Task instructions:
Find each line with the word "该浓度的生长素更有利于内侧细胞的生长" in it, then give the total alone.
[Material shown start]
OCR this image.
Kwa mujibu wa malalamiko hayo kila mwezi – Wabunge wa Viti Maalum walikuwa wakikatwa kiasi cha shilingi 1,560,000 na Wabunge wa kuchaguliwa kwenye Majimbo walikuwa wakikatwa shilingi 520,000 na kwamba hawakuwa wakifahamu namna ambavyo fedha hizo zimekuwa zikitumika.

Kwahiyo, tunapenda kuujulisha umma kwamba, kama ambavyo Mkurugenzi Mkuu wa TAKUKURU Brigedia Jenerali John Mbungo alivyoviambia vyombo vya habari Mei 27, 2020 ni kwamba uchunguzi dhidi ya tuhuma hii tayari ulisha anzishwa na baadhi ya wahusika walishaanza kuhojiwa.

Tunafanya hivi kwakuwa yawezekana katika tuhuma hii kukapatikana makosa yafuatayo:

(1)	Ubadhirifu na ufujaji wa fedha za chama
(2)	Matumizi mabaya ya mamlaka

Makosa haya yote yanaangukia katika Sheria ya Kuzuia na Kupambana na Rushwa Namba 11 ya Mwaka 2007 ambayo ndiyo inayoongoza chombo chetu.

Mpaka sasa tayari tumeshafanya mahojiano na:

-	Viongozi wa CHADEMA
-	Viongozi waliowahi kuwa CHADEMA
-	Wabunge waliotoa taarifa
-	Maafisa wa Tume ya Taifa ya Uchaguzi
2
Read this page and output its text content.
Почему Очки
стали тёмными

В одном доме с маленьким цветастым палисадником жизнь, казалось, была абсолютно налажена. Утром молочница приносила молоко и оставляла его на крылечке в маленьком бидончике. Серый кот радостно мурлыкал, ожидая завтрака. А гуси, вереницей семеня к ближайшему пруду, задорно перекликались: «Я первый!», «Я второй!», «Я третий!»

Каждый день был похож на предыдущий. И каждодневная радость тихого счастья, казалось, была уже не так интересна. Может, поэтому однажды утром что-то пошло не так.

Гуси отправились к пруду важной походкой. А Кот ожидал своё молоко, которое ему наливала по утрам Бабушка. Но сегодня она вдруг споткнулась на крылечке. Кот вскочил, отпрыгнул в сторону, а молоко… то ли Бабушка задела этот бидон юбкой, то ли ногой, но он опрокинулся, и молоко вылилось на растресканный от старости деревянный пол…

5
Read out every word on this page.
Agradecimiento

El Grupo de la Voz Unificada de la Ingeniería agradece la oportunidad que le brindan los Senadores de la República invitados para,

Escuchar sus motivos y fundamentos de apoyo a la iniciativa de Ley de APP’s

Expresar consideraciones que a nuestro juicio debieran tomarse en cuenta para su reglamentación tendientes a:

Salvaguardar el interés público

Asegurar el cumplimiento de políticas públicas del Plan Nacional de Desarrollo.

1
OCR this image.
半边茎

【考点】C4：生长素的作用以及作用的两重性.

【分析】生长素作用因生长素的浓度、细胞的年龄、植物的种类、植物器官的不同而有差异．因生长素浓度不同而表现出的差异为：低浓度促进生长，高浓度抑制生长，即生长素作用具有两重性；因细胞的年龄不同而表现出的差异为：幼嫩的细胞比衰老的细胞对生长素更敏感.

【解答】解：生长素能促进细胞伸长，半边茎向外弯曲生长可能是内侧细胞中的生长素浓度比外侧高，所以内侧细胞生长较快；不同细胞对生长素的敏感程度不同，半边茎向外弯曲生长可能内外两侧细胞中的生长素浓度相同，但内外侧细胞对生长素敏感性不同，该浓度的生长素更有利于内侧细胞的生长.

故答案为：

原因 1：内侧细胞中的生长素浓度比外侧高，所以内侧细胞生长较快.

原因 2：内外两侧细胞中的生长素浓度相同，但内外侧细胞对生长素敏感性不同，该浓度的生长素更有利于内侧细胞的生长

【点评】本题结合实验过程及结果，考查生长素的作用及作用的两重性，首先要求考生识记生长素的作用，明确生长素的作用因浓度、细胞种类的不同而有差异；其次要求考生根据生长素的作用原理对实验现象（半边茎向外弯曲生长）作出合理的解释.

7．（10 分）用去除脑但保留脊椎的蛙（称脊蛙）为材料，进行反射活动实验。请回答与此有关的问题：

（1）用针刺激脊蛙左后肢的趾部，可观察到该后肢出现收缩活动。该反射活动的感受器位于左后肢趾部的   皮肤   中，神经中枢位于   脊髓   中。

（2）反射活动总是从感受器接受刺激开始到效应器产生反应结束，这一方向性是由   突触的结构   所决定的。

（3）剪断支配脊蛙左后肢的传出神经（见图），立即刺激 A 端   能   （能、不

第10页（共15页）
[Material shown end]
Task solution:
2